### TASK INSTRUCTIONS
Read through the records below and copy each line that uses the word "JSON".

Records from a collection of figures
## start

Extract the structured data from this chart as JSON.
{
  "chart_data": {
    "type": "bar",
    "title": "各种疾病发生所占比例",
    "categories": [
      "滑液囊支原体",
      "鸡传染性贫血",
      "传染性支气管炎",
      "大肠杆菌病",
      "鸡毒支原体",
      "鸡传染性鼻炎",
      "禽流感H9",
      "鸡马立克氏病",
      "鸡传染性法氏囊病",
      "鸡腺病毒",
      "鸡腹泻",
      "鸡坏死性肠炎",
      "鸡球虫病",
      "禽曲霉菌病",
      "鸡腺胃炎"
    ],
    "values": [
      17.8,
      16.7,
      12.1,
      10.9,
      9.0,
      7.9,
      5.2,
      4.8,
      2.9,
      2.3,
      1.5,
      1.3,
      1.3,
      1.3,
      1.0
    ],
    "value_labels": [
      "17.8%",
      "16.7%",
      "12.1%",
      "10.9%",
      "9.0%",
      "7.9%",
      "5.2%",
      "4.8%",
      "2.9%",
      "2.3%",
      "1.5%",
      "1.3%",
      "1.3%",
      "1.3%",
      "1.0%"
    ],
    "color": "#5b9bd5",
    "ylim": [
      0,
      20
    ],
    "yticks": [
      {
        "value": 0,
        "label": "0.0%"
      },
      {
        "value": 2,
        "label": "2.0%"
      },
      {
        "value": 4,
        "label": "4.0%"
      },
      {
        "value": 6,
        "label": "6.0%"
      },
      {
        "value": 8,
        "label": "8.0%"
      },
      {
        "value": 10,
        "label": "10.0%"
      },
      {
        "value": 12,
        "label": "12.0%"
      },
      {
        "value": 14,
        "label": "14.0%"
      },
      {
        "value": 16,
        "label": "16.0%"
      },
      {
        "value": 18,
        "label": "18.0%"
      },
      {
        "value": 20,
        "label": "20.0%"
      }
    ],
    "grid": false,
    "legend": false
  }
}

## end
## start

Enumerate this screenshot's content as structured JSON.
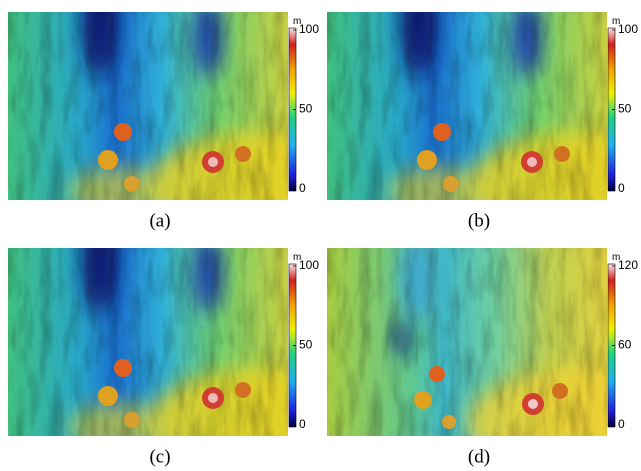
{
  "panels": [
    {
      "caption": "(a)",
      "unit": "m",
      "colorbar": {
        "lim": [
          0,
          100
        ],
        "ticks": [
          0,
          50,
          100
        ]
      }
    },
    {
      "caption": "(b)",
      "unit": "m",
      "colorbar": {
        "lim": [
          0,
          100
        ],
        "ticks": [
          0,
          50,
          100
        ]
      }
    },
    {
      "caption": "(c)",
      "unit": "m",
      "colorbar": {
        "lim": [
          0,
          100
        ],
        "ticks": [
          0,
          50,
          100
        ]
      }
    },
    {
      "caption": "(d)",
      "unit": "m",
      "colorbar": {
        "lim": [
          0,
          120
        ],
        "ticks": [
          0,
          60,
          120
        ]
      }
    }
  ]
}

## end

### OUTPUT BELOW
Extract the structured data from this chart as JSON.
Enumerate this screenshot's content as structured JSON.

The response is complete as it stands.